• Items:
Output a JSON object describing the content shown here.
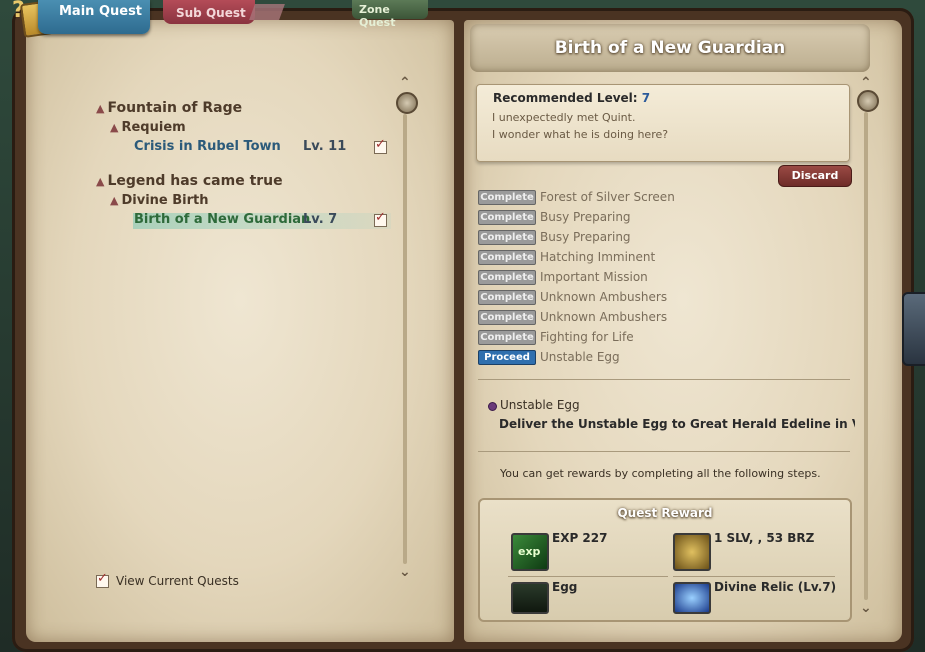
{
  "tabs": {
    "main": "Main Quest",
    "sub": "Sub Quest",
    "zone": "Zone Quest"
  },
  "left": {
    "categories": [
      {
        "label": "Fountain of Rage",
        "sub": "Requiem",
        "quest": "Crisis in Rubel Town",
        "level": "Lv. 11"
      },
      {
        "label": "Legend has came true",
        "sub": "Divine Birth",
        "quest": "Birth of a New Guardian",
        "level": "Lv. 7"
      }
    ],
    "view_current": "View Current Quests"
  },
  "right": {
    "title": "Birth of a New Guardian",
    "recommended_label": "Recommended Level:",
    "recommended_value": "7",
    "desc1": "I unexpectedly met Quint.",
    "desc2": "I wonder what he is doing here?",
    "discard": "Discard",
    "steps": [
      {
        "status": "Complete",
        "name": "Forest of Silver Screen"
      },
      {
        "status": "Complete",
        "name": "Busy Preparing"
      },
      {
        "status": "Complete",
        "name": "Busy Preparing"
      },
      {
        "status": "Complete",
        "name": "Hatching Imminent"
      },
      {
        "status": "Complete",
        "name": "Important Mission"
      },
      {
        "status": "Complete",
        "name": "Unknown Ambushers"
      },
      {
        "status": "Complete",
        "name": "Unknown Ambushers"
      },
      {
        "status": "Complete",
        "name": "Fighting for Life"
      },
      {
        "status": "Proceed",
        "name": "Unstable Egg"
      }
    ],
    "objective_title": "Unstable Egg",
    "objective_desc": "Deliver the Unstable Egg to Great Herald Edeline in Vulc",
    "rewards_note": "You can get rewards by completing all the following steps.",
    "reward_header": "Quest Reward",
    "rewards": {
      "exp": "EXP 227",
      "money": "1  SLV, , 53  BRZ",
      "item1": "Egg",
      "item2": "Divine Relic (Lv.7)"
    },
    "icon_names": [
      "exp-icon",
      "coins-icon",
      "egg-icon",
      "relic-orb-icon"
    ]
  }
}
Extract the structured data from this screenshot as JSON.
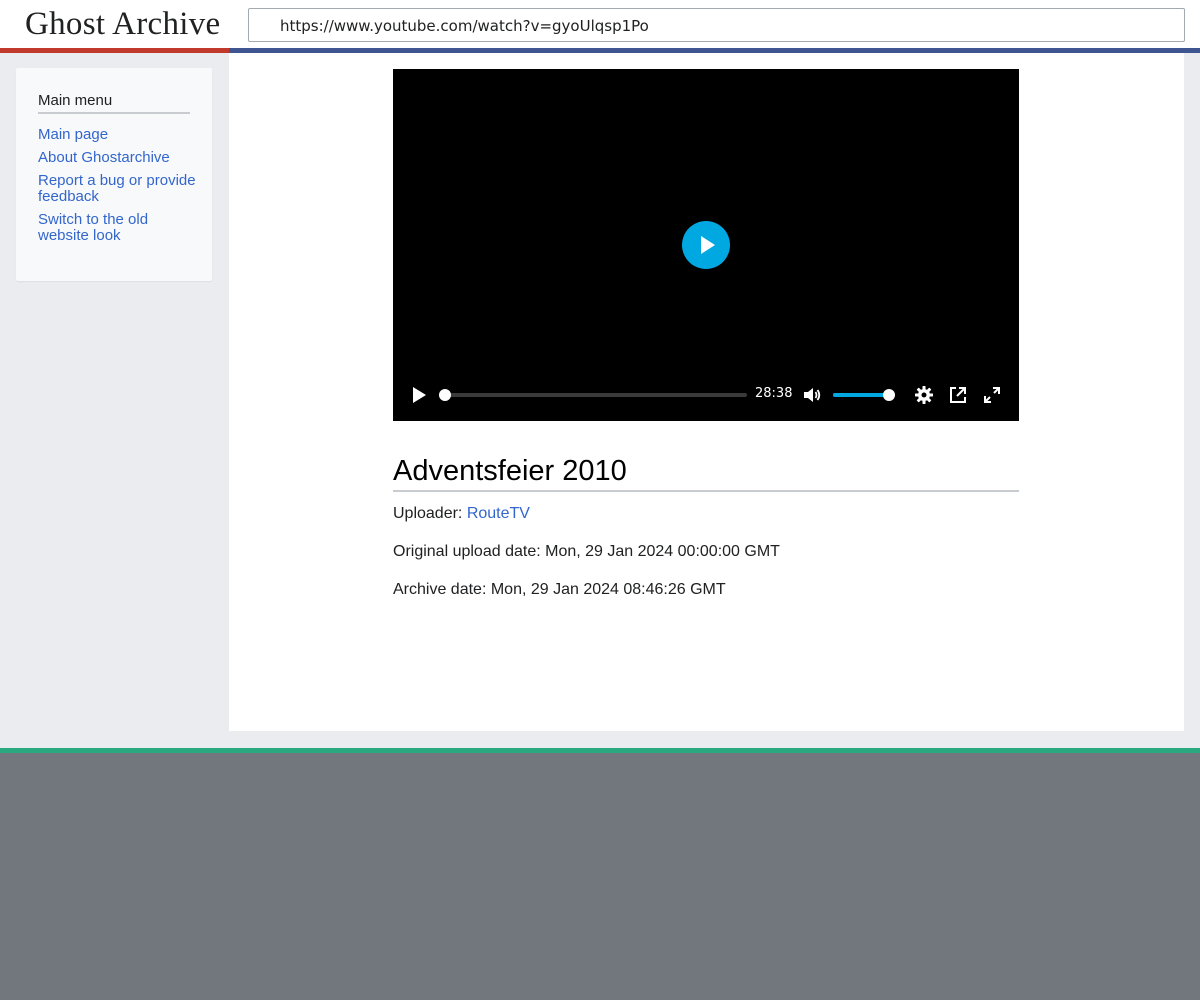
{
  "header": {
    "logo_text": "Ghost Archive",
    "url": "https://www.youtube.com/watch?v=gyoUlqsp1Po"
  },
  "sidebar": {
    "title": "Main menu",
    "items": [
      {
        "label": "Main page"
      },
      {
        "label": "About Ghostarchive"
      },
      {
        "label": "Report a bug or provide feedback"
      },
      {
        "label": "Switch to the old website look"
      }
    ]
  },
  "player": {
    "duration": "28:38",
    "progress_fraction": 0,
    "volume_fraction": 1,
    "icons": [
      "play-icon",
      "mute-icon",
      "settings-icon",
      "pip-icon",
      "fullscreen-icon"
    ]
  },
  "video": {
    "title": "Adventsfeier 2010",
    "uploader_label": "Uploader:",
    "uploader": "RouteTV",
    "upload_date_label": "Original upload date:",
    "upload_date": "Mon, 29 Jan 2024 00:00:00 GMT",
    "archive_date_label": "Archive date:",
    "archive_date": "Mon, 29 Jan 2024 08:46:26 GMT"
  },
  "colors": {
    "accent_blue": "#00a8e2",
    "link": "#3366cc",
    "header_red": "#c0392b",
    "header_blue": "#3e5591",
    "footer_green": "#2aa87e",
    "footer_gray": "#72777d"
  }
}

--

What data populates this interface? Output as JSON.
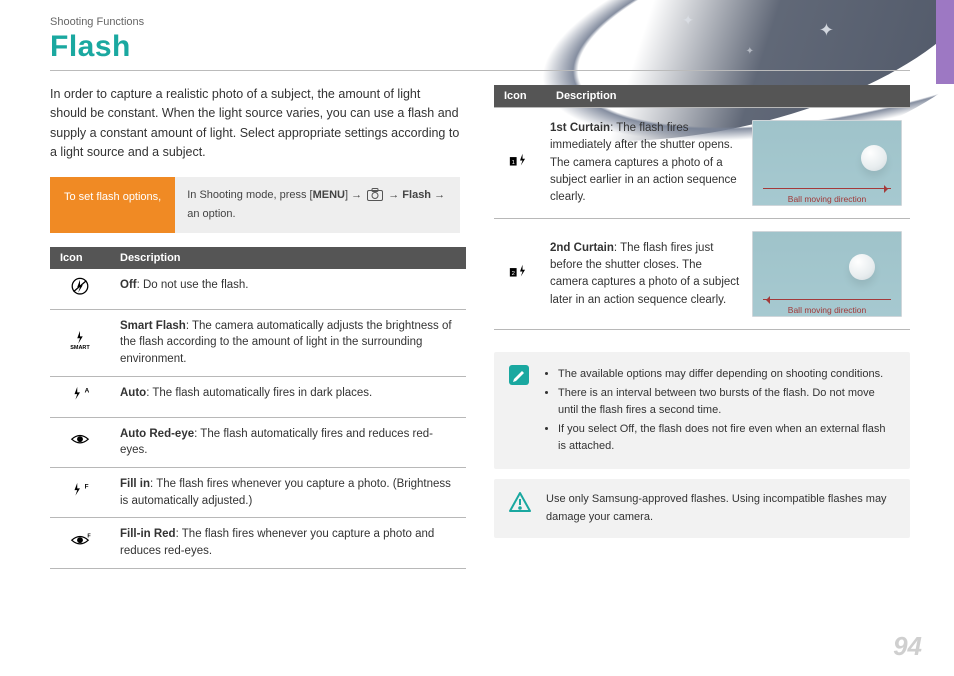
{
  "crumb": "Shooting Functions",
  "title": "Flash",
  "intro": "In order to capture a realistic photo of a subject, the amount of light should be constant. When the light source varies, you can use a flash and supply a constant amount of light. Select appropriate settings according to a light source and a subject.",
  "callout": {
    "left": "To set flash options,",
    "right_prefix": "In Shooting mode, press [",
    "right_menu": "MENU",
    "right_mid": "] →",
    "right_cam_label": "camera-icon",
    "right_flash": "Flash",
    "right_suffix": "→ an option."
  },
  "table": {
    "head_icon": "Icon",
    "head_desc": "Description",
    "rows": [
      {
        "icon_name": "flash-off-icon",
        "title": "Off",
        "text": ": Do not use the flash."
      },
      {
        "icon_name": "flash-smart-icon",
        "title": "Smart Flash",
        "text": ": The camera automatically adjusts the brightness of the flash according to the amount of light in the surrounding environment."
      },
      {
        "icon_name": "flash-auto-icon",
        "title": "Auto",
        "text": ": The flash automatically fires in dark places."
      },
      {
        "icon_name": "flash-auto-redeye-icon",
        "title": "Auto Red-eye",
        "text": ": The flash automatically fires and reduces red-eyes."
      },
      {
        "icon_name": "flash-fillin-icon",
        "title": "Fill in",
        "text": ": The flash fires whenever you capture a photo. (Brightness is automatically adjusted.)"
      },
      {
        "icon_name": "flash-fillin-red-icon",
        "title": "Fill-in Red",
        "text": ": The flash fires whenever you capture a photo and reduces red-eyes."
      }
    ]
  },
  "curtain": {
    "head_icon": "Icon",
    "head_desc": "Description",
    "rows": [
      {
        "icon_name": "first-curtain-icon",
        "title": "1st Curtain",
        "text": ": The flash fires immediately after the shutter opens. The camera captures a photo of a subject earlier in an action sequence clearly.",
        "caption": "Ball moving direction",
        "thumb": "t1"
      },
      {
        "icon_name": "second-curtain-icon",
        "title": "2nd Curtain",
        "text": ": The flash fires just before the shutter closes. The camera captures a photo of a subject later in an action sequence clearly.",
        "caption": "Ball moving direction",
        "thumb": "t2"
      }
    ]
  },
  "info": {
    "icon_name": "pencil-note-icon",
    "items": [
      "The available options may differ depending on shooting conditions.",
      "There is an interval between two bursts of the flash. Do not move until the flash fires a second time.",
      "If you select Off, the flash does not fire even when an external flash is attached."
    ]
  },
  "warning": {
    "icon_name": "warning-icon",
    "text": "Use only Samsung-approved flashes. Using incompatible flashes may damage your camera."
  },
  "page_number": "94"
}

• Work to be completed:
Ascertain the number of lines in the entries that include the word "clearly", and report only that number.

• Response to this exercise:
2